** Start STORED RECORDS **
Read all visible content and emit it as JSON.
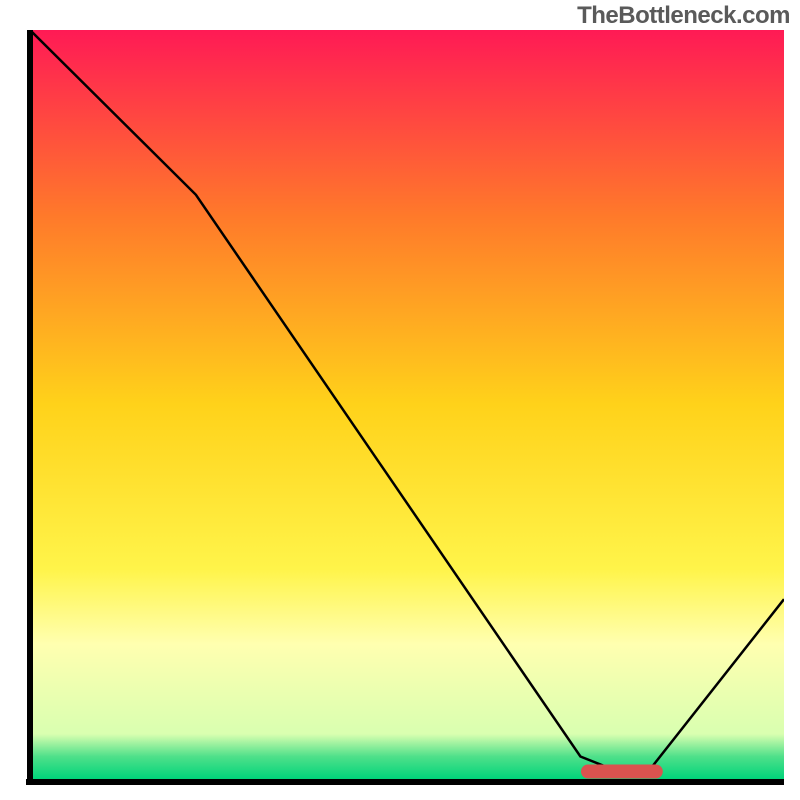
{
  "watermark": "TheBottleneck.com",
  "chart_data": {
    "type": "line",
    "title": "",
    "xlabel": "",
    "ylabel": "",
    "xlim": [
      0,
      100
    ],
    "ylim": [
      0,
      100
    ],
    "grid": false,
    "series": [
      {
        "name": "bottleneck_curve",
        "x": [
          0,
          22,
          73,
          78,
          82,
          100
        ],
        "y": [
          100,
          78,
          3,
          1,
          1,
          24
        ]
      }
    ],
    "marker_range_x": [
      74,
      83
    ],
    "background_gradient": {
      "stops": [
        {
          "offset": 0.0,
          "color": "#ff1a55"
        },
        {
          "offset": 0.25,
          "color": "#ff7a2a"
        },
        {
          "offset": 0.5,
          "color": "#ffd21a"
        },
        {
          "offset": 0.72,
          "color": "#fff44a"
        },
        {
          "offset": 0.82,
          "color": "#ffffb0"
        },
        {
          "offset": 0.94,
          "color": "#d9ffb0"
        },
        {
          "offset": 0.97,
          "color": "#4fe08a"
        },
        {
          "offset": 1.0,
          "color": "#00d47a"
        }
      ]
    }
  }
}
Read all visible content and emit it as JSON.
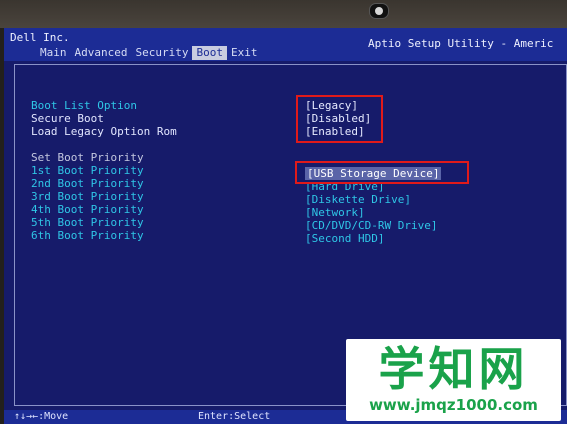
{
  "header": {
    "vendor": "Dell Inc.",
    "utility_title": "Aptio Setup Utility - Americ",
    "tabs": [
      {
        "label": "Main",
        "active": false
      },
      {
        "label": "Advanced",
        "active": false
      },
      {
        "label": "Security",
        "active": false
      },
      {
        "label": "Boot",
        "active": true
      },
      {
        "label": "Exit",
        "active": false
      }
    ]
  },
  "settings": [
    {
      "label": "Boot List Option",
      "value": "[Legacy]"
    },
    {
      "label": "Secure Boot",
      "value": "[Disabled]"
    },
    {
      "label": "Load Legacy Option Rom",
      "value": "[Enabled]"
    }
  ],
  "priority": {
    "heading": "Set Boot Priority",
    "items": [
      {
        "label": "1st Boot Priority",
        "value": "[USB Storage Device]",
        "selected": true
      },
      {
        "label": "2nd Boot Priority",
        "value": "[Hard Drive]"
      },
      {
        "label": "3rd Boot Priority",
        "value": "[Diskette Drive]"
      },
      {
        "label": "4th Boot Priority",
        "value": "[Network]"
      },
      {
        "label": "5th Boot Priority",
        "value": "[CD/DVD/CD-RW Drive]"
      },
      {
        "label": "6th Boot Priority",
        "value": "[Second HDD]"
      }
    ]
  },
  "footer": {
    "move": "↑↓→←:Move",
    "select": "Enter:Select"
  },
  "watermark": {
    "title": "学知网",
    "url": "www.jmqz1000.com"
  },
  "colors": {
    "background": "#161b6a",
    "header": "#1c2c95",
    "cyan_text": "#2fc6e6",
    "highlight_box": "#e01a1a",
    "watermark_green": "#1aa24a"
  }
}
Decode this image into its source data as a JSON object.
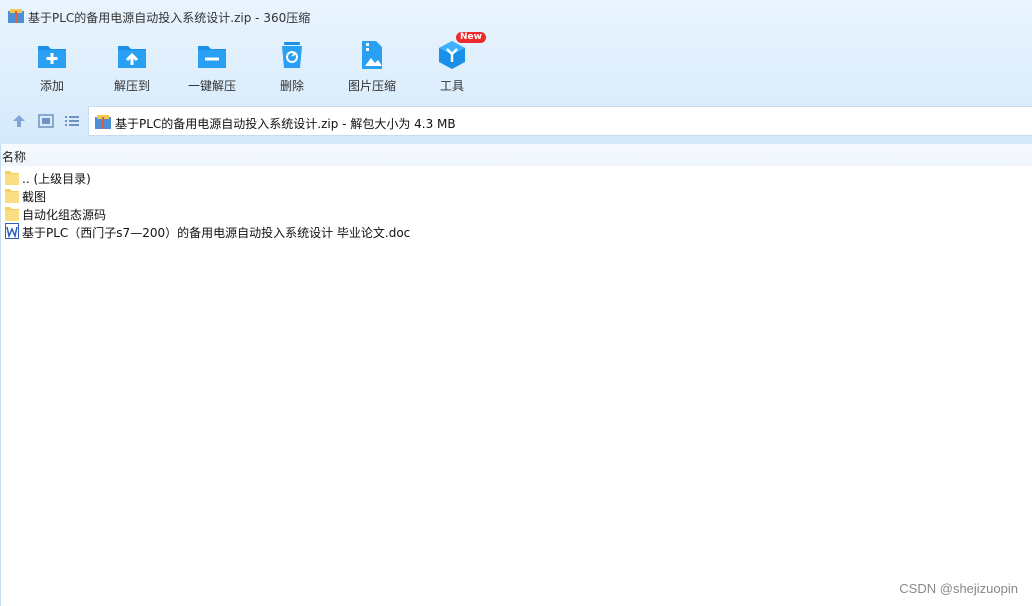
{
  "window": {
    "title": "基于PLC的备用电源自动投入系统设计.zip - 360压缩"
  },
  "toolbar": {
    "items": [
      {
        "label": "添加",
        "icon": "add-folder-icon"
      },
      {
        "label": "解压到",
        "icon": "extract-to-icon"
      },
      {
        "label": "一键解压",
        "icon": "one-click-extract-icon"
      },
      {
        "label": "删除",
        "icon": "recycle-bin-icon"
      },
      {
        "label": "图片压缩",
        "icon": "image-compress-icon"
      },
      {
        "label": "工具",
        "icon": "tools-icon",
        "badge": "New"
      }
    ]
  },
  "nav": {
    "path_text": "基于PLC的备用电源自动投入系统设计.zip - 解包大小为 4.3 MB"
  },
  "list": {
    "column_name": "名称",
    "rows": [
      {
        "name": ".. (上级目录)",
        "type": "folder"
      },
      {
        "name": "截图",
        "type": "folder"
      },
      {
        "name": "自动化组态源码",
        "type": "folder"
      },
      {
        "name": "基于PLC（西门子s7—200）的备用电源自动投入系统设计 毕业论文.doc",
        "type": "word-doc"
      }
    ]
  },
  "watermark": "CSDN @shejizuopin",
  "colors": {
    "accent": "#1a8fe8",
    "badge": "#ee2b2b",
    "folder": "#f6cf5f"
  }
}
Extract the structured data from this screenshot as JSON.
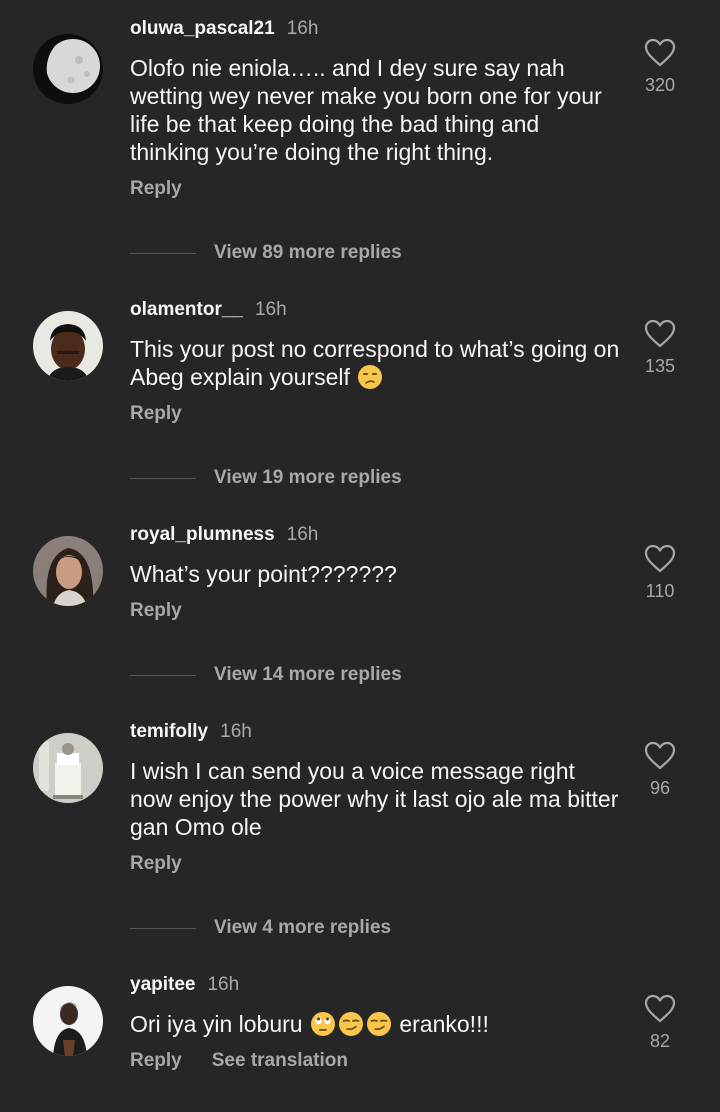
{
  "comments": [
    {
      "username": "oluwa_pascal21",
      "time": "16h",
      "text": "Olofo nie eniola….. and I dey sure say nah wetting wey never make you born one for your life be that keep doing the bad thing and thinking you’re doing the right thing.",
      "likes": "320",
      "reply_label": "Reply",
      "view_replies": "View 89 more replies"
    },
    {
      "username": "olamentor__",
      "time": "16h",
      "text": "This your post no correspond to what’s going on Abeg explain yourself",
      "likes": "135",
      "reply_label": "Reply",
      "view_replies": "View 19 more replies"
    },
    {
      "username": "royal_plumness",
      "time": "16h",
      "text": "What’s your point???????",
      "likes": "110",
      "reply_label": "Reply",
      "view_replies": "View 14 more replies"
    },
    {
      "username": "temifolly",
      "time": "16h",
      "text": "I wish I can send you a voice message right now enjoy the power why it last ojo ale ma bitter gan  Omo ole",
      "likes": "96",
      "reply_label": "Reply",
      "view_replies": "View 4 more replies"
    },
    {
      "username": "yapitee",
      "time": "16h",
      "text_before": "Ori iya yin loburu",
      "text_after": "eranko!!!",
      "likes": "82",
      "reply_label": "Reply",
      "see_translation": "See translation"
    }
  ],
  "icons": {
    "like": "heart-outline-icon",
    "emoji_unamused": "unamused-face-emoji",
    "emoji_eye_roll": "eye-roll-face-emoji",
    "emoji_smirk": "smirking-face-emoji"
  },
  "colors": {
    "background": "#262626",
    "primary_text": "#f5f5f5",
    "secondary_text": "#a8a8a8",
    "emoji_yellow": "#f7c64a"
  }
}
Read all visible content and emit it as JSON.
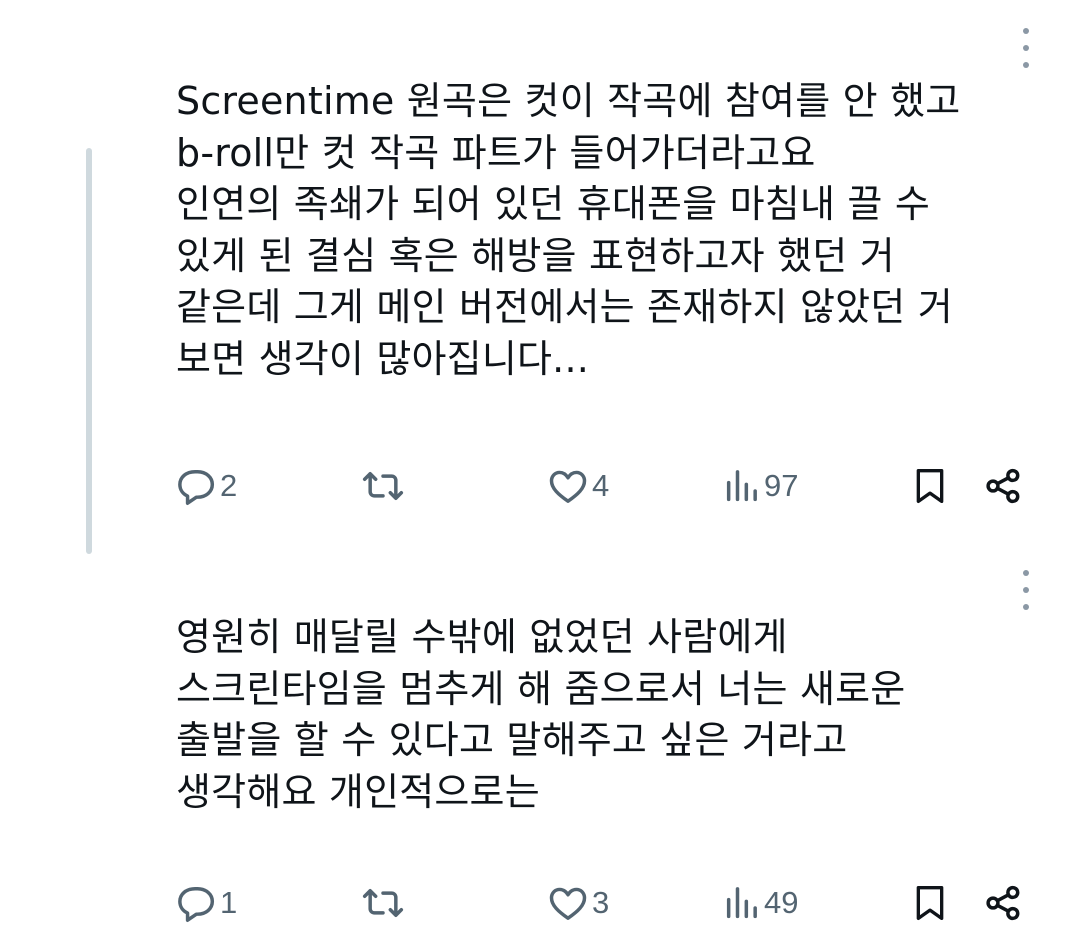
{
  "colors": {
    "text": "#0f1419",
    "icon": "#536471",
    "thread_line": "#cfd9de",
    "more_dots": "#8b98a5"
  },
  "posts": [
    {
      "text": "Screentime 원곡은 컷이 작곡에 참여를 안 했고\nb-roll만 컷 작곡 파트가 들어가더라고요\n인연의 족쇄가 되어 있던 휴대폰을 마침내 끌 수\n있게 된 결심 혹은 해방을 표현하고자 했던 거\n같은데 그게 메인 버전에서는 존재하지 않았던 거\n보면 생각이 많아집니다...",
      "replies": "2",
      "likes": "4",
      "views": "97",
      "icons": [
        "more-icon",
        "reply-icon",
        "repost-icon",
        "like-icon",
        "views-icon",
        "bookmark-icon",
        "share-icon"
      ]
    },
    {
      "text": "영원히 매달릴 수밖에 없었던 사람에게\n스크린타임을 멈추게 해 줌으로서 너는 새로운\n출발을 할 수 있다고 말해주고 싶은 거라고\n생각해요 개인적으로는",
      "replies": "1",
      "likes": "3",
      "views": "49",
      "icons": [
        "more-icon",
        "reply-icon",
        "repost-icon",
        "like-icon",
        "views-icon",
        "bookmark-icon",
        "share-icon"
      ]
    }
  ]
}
** End STORED RECORDS **
_SHORT TASK_
An exact transcription of all the entries is required, without the pictures.

_FULL RESPONSE_
Read all visible content and emit it as JSON.
{
  "watermark": "TheBottleneck.com",
  "chart_data": {
    "type": "line",
    "title": "",
    "xlabel": "",
    "ylabel": "",
    "xlim": [
      0,
      100
    ],
    "ylim": [
      0,
      100
    ],
    "grid": false,
    "series": [
      {
        "name": "bottleneck_curve",
        "x": [
          0,
          22,
          73,
          78,
          82,
          100
        ],
        "y": [
          100,
          78,
          3,
          1,
          1,
          24
        ]
      }
    ],
    "marker_range_x": [
      74,
      83
    ],
    "background_gradient": {
      "stops": [
        {
          "offset": 0.0,
          "color": "#ff1a55"
        },
        {
          "offset": 0.25,
          "color": "#ff7a2a"
        },
        {
          "offset": 0.5,
          "color": "#ffd21a"
        },
        {
          "offset": 0.72,
          "color": "#fff44a"
        },
        {
          "offset": 0.82,
          "color": "#ffffb0"
        },
        {
          "offset": 0.94,
          "color": "#d9ffb0"
        },
        {
          "offset": 0.97,
          "color": "#4fe08a"
        },
        {
          "offset": 1.0,
          "color": "#00d47a"
        }
      ]
    }
  }
}
Read all visible content and emit it as JSON.
{
  "header": {
    "vendor": "Dell Inc.",
    "utility_title": "Aptio Setup Utility - Americ",
    "tabs": [
      {
        "label": "Main",
        "active": false
      },
      {
        "label": "Advanced",
        "active": false
      },
      {
        "label": "Security",
        "active": false
      },
      {
        "label": "Boot",
        "active": true
      },
      {
        "label": "Exit",
        "active": false
      }
    ]
  },
  "settings": [
    {
      "label": "Boot List Option",
      "value": "[Legacy]"
    },
    {
      "label": "Secure Boot",
      "value": "[Disabled]"
    },
    {
      "label": "Load Legacy Option Rom",
      "value": "[Enabled]"
    }
  ],
  "priority": {
    "heading": "Set Boot Priority",
    "items": [
      {
        "label": "1st Boot Priority",
        "value": "[USB Storage Device]",
        "selected": true
      },
      {
        "label": "2nd Boot Priority",
        "value": "[Hard Drive]"
      },
      {
        "label": "3rd Boot Priority",
        "value": "[Diskette Drive]"
      },
      {
        "label": "4th Boot Priority",
        "value": "[Network]"
      },
      {
        "label": "5th Boot Priority",
        "value": "[CD/DVD/CD-RW Drive]"
      },
      {
        "label": "6th Boot Priority",
        "value": "[Second HDD]"
      }
    ]
  },
  "footer": {
    "move": "↑↓→←:Move",
    "select": "Enter:Select"
  },
  "watermark": {
    "title": "学知网",
    "url": "www.jmqz1000.com"
  },
  "colors": {
    "background": "#161b6a",
    "header": "#1c2c95",
    "cyan_text": "#2fc6e6",
    "highlight_box": "#e01a1a",
    "watermark_green": "#1aa24a"
  }
}
Decode this image into its source data as a JSON object.
{
  "window": {
    "title": "基于PLC的备用电源自动投入系统设计.zip - 360压缩"
  },
  "toolbar": {
    "items": [
      {
        "label": "添加",
        "icon": "add-folder-icon"
      },
      {
        "label": "解压到",
        "icon": "extract-to-icon"
      },
      {
        "label": "一键解压",
        "icon": "one-click-extract-icon"
      },
      {
        "label": "删除",
        "icon": "recycle-bin-icon"
      },
      {
        "label": "图片压缩",
        "icon": "image-compress-icon"
      },
      {
        "label": "工具",
        "icon": "tools-icon",
        "badge": "New"
      }
    ]
  },
  "nav": {
    "path_text": "基于PLC的备用电源自动投入系统设计.zip - 解包大小为 4.3 MB"
  },
  "list": {
    "column_name": "名称",
    "rows": [
      {
        "name": ".. (上级目录)",
        "type": "folder"
      },
      {
        "name": "截图",
        "type": "folder"
      },
      {
        "name": "自动化组态源码",
        "type": "folder"
      },
      {
        "name": "基于PLC（西门子s7—200）的备用电源自动投入系统设计 毕业论文.doc",
        "type": "word-doc"
      }
    ]
  },
  "watermark": "CSDN @shejizuopin",
  "colors": {
    "accent": "#1a8fe8",
    "badge": "#ee2b2b",
    "folder": "#f6cf5f"
  }
}
Extract the structured data from this screenshot as JSON.
{
  "comments": [
    {
      "username": "oluwa_pascal21",
      "time": "16h",
      "text": "Olofo nie eniola….. and I dey sure say nah wetting wey never make you born one for your life be that keep doing the bad thing and thinking you’re doing the right thing.",
      "likes": "320",
      "reply_label": "Reply",
      "view_replies": "View 89 more replies"
    },
    {
      "username": "olamentor__",
      "time": "16h",
      "text": "This your post no correspond to what’s going on Abeg explain yourself",
      "likes": "135",
      "reply_label": "Reply",
      "view_replies": "View 19 more replies"
    },
    {
      "username": "royal_plumness",
      "time": "16h",
      "text": "What’s your point???????",
      "likes": "110",
      "reply_label": "Reply",
      "view_replies": "View 14 more replies"
    },
    {
      "username": "temifolly",
      "time": "16h",
      "text": "I wish I can send you a voice message right now enjoy the power why it last ojo ale ma bitter gan  Omo ole",
      "likes": "96",
      "reply_label": "Reply",
      "view_replies": "View 4 more replies"
    },
    {
      "username": "yapitee",
      "time": "16h",
      "text_before": "Ori iya yin loburu",
      "text_after": "eranko!!!",
      "likes": "82",
      "reply_label": "Reply",
      "see_translation": "See translation"
    }
  ],
  "icons": {
    "like": "heart-outline-icon",
    "emoji_unamused": "unamused-face-emoji",
    "emoji_eye_roll": "eye-roll-face-emoji",
    "emoji_smirk": "smirking-face-emoji"
  },
  "colors": {
    "background": "#262626",
    "primary_text": "#f5f5f5",
    "secondary_text": "#a8a8a8",
    "emoji_yellow": "#f7c64a"
  }
}
Read all visible content and emit it as JSON.
{
  "colors": {
    "text": "#0f1419",
    "icon": "#536471",
    "thread_line": "#cfd9de",
    "more_dots": "#8b98a5"
  },
  "posts": [
    {
      "text": "Screentime 원곡은 컷이 작곡에 참여를 안 했고\nb-roll만 컷 작곡 파트가 들어가더라고요\n인연의 족쇄가 되어 있던 휴대폰을 마침내 끌 수\n있게 된 결심 혹은 해방을 표현하고자 했던 거\n같은데 그게 메인 버전에서는 존재하지 않았던 거\n보면 생각이 많아집니다...",
      "replies": "2",
      "likes": "4",
      "views": "97",
      "icons": [
        "more-icon",
        "reply-icon",
        "repost-icon",
        "like-icon",
        "views-icon",
        "bookmark-icon",
        "share-icon"
      ]
    },
    {
      "text": "영원히 매달릴 수밖에 없었던 사람에게\n스크린타임을 멈추게 해 줌으로서 너는 새로운\n출발을 할 수 있다고 말해주고 싶은 거라고\n생각해요 개인적으로는",
      "replies": "1",
      "likes": "3",
      "views": "49",
      "icons": [
        "more-icon",
        "reply-icon",
        "repost-icon",
        "like-icon",
        "views-icon",
        "bookmark-icon",
        "share-icon"
      ]
    }
  ]
}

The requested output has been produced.